— START OF Record set —
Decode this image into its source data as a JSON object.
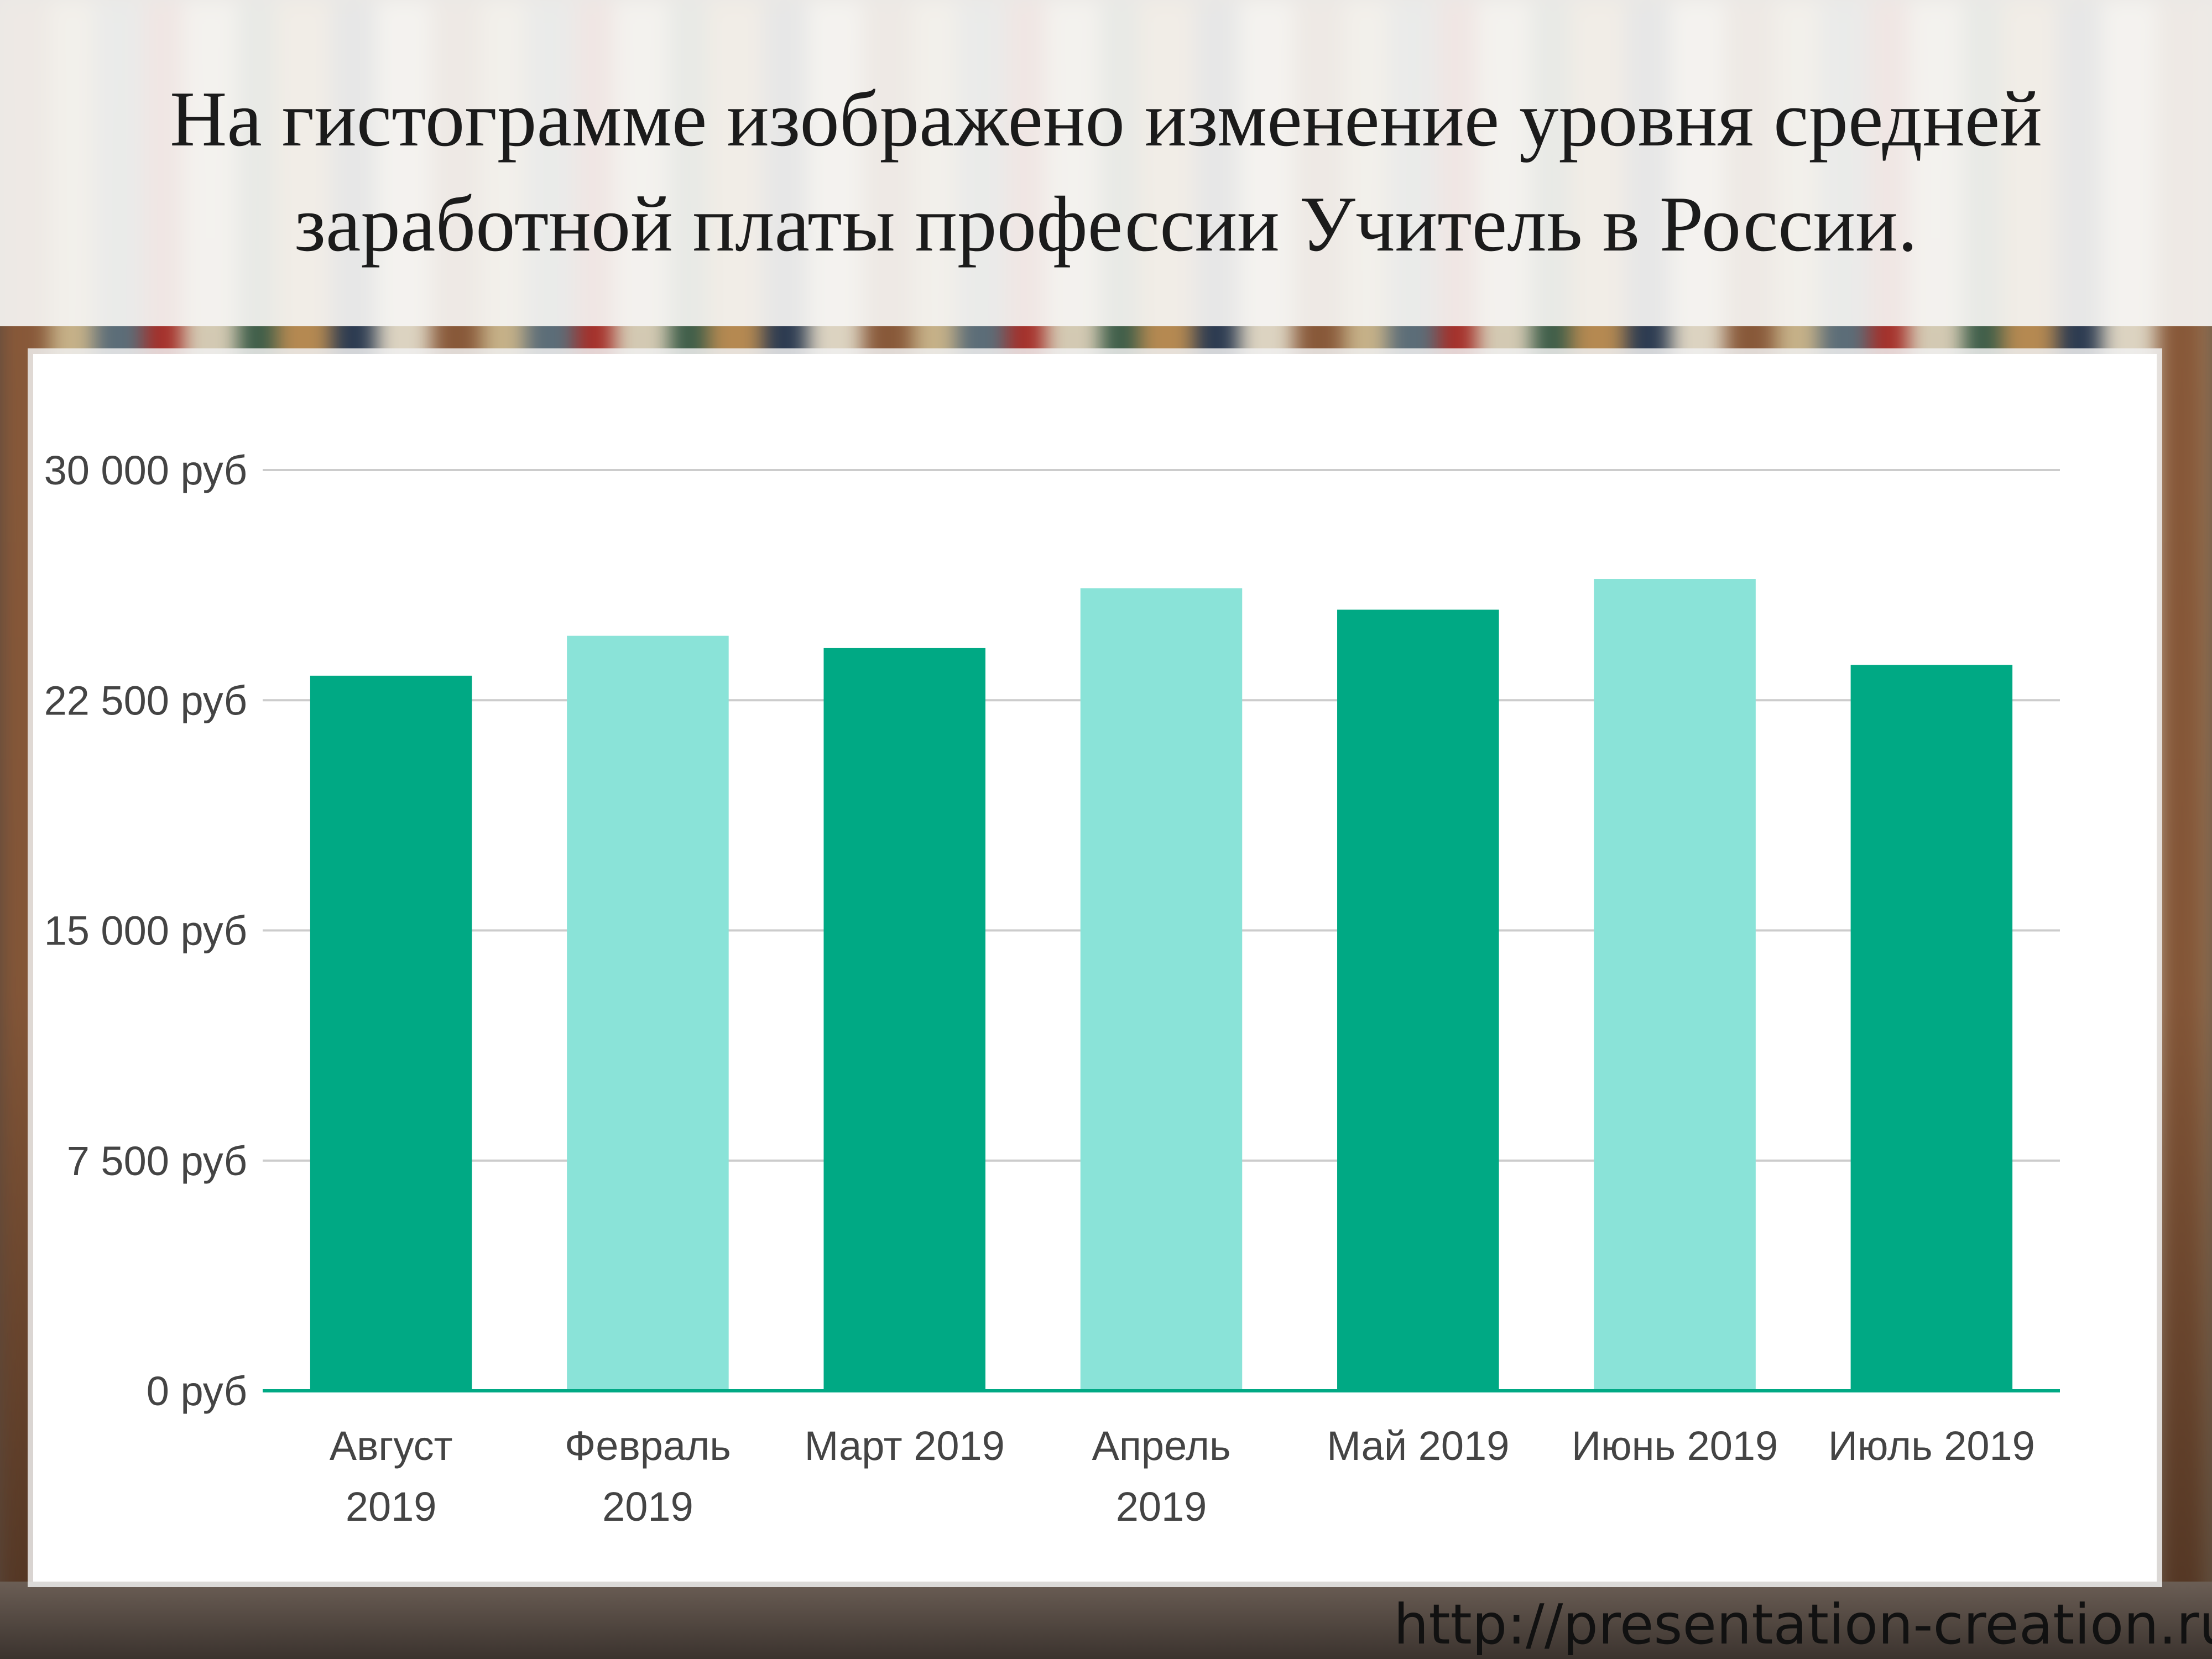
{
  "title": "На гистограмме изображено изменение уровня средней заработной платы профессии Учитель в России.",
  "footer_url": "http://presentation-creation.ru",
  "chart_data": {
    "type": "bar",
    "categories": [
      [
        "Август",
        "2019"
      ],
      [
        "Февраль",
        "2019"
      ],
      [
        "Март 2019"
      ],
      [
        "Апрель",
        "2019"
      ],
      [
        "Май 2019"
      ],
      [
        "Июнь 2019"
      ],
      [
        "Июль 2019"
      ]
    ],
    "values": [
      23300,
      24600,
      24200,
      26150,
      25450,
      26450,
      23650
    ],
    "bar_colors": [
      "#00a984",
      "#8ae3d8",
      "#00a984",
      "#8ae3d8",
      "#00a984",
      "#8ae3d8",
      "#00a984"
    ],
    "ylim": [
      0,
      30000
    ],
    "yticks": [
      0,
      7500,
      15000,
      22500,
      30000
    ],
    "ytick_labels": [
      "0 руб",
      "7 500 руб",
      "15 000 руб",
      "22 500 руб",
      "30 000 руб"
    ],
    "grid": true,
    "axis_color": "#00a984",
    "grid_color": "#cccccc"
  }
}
— END OF Record set —
— START OF Record set —
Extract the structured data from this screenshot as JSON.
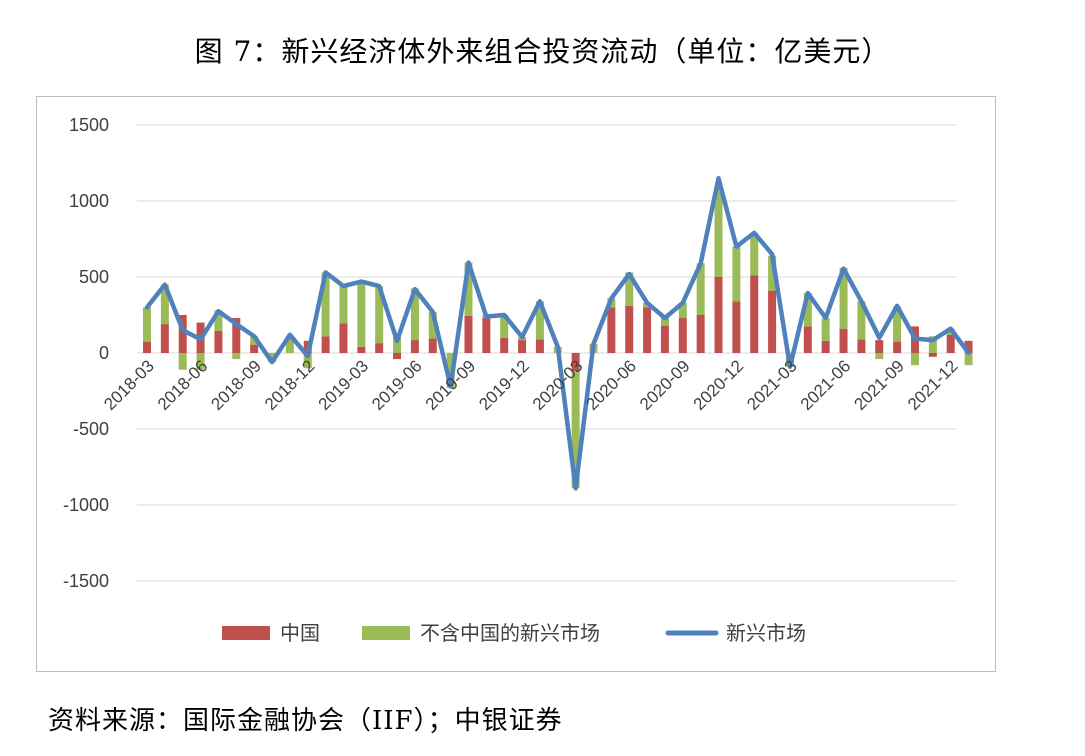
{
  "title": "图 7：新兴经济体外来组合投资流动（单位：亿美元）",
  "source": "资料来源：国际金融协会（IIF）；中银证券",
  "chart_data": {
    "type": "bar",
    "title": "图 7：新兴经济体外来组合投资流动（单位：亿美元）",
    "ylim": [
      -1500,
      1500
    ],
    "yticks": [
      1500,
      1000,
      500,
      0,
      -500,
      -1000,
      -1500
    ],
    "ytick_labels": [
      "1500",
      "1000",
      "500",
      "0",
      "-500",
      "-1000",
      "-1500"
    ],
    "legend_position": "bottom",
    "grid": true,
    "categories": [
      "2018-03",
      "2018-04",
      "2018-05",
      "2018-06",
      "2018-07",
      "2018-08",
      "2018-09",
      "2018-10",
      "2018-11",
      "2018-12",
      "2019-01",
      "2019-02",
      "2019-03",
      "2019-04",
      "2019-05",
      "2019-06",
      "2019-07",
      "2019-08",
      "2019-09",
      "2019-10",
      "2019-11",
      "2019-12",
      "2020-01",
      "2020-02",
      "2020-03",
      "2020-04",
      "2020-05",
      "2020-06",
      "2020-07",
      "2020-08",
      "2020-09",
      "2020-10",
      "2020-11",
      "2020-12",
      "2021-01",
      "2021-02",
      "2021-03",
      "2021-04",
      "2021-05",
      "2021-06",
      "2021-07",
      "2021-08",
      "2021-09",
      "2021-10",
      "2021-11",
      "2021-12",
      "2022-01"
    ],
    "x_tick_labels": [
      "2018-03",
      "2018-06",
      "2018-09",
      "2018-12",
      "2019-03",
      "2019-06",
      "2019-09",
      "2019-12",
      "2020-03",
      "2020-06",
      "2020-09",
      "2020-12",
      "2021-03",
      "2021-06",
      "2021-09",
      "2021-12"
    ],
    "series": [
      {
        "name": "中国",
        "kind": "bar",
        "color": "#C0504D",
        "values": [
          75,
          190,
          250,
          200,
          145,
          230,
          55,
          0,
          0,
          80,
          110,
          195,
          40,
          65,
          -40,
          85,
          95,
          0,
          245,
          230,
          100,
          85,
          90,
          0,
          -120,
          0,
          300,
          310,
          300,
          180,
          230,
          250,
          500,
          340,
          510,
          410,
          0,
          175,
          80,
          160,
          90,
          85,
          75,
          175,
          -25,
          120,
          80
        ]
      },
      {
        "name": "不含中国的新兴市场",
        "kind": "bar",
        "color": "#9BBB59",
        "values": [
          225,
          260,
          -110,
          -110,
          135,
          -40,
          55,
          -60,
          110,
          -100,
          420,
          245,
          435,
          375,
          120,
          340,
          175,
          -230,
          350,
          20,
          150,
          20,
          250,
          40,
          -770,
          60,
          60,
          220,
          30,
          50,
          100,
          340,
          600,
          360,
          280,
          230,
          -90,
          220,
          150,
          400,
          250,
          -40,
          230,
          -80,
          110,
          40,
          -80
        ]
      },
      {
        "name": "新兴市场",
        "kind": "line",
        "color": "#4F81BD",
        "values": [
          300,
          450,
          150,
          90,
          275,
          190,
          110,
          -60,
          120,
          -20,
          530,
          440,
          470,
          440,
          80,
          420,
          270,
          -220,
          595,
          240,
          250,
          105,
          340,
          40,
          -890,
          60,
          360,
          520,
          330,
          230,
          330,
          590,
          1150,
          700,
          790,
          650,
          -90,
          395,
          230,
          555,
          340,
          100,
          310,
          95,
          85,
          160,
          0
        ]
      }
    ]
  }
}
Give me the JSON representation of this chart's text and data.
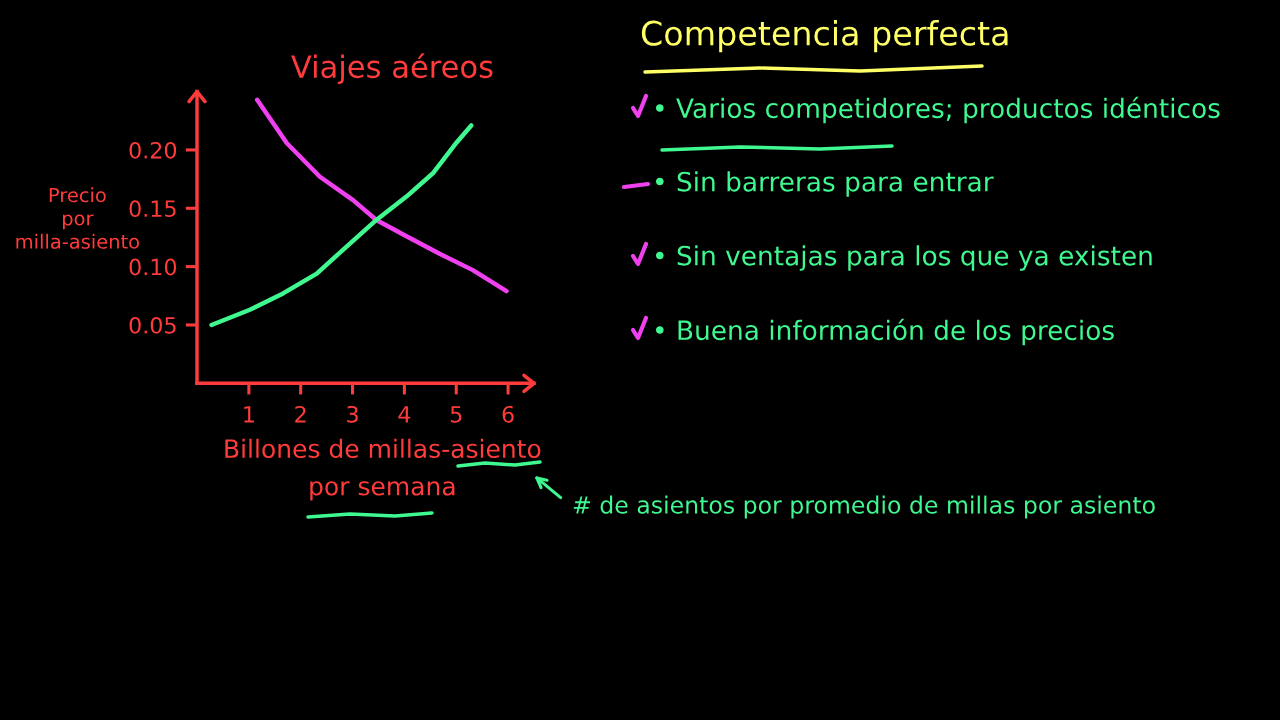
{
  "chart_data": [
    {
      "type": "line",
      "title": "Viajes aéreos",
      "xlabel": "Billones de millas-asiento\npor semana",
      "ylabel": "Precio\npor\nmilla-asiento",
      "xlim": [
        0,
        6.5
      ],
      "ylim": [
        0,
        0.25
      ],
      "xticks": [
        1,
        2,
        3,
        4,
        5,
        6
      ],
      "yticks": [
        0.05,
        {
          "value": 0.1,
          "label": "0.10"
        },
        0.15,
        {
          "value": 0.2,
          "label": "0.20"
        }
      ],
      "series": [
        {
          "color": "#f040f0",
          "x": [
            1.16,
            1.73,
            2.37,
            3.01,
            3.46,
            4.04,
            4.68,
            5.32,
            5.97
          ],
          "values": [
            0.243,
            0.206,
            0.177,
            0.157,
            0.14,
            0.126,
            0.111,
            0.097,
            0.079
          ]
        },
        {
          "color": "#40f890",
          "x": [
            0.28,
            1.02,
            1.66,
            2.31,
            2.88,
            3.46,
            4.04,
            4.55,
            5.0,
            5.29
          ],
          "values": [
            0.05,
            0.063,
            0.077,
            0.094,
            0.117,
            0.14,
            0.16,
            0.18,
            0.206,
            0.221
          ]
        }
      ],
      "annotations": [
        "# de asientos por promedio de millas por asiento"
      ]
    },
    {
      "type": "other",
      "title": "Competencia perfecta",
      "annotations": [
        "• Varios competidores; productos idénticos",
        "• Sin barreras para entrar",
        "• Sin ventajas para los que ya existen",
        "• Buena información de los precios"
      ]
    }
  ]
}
— END OF Record set —
[Short task]:
Pull out all lines containing the word "npor" from the entries above.

[Output for this task]:
      "xlabel": "Billones de millas-asiento\npor semana",
      "ylabel": "Precio\npor\nmilla-asiento",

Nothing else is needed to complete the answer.